* START Stored records *

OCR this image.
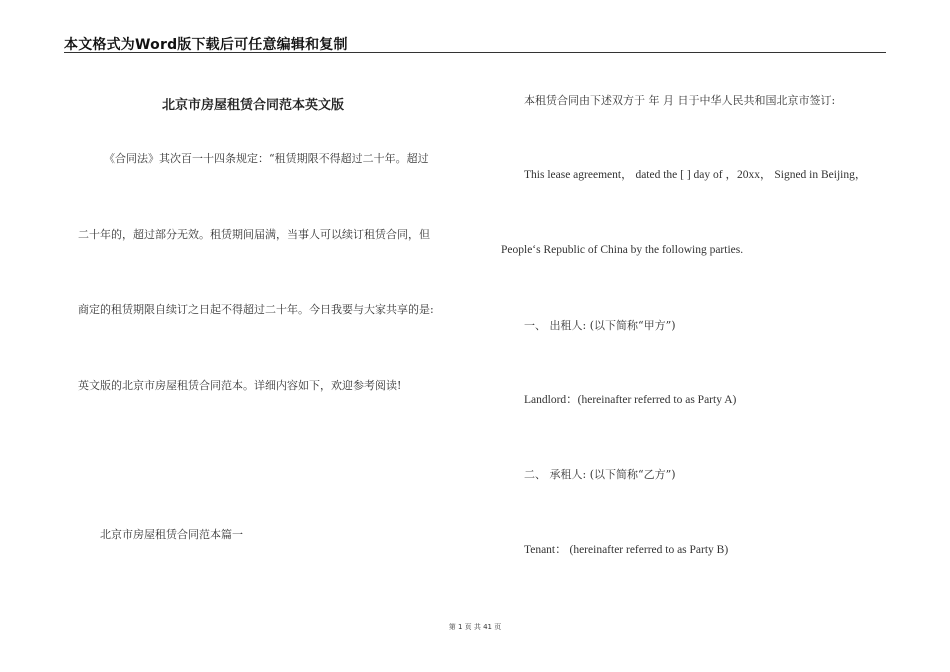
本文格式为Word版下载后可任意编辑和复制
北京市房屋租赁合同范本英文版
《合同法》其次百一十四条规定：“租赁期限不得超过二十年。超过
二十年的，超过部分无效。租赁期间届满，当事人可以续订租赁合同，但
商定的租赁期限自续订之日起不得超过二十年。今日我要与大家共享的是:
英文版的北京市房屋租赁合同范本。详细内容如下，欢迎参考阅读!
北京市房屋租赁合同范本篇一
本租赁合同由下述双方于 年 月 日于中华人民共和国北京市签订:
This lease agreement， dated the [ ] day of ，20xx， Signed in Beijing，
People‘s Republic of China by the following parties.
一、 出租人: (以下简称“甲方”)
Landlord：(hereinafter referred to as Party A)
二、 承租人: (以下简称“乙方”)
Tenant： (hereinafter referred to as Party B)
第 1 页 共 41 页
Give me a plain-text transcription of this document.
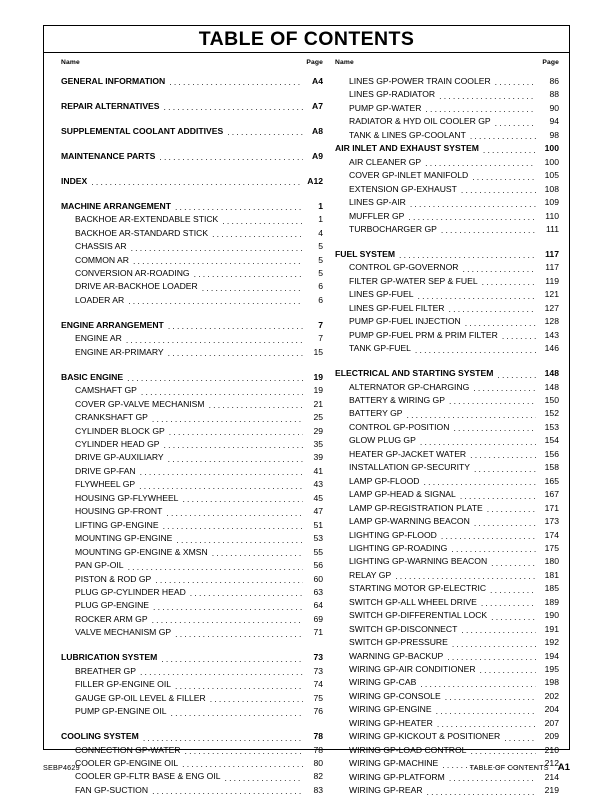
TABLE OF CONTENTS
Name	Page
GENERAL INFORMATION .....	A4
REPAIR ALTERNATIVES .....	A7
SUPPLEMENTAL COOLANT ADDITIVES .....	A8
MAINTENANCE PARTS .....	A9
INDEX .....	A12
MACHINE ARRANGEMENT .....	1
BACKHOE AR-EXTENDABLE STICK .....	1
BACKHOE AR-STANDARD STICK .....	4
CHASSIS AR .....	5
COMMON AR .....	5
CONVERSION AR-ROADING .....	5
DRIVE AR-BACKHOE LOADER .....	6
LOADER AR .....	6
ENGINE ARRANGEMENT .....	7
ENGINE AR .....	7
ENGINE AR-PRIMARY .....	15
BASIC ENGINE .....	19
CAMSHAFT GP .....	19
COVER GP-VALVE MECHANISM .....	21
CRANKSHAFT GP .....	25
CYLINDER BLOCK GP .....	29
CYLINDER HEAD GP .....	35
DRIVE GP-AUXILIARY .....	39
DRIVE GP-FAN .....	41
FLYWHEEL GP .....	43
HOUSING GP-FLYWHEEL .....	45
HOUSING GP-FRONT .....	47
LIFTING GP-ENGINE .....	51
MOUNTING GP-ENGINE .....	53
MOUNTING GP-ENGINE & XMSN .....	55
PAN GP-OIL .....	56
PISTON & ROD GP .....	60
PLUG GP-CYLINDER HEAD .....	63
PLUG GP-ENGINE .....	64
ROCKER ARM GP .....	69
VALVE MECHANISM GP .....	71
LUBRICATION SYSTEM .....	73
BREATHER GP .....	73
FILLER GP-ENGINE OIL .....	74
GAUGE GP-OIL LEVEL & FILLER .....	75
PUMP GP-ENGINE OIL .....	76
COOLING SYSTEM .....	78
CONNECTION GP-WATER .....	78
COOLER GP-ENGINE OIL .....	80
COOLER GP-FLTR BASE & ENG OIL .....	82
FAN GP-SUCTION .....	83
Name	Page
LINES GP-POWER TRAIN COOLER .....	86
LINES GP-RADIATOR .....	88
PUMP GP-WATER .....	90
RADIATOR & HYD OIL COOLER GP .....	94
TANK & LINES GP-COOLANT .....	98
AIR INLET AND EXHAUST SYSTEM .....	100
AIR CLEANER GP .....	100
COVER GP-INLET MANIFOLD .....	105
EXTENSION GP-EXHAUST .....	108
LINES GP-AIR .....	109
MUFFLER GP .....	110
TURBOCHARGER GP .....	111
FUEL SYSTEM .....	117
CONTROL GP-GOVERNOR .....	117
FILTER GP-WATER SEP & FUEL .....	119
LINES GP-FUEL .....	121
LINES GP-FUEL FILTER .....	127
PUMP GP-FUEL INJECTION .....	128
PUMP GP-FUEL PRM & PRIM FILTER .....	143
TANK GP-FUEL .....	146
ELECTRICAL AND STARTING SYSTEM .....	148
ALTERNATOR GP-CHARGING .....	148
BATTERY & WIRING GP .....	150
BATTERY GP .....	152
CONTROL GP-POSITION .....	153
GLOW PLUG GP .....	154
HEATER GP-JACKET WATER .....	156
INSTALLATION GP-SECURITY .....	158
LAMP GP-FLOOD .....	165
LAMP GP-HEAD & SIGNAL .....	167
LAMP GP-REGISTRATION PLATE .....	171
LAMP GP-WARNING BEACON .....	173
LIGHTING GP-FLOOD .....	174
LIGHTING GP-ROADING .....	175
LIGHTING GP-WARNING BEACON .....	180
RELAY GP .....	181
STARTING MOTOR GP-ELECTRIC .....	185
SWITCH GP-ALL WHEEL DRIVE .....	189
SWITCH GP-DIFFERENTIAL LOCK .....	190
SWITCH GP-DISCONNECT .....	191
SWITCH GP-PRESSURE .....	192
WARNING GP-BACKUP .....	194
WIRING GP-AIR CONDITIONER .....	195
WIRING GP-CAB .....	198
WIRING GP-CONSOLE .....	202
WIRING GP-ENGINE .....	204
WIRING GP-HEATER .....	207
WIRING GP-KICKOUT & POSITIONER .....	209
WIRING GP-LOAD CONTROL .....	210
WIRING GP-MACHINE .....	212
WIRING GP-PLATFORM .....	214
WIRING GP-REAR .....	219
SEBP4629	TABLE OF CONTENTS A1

* END Stored records *
* START Stored records *

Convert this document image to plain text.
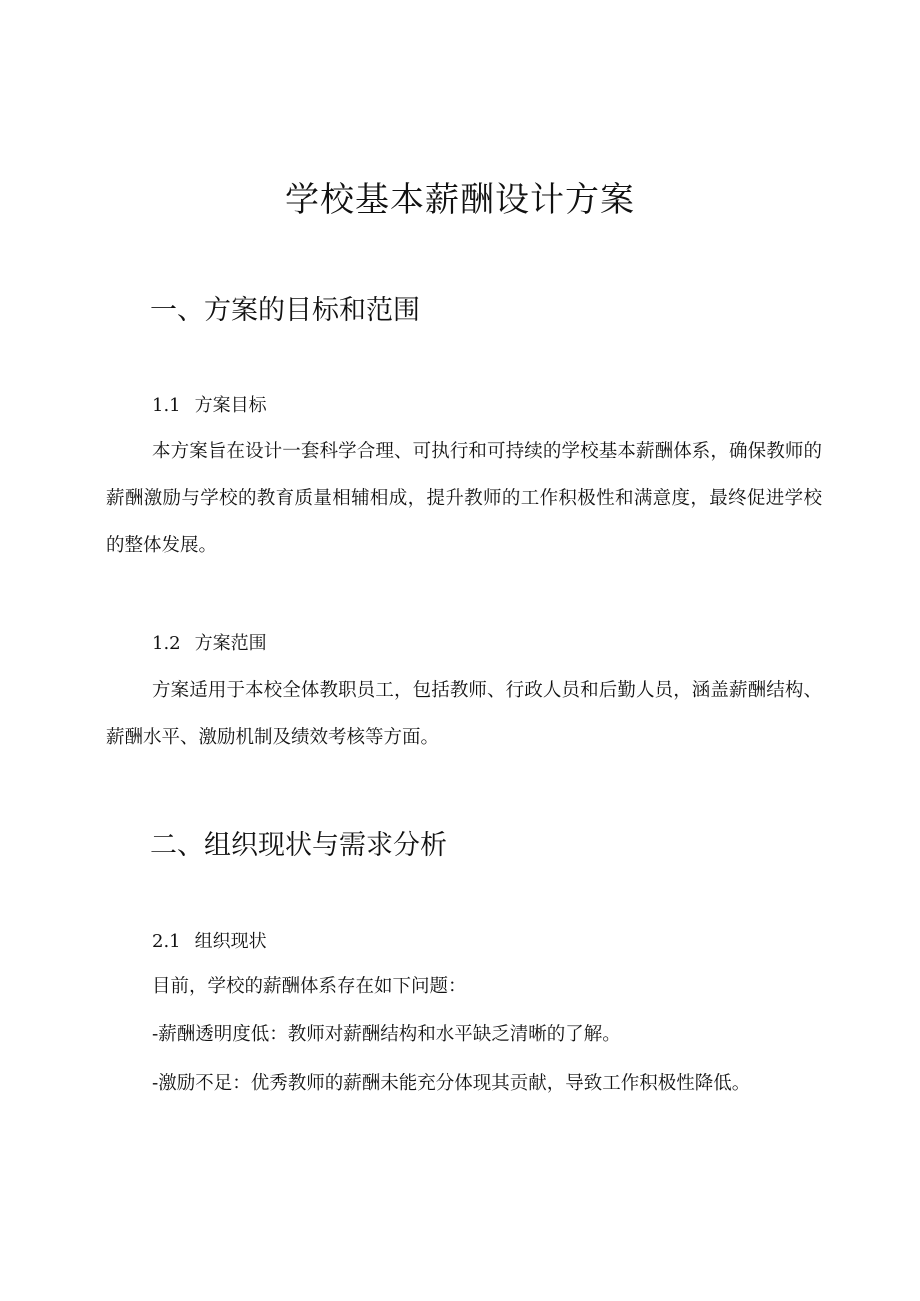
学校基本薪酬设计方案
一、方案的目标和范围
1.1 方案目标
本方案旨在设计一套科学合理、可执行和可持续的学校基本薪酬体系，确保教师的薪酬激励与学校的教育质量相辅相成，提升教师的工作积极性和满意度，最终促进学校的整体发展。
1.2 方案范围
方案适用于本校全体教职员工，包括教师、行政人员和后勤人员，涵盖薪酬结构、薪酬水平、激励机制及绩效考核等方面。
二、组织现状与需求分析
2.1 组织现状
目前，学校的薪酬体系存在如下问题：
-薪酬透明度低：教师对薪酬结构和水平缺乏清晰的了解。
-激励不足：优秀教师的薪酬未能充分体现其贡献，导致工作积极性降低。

* END Stored records *

§ **What to do**: Going through the entries above line by line, work out how many lines include the word "CONTENTS". Only the number is required.

§ **The reply**: 2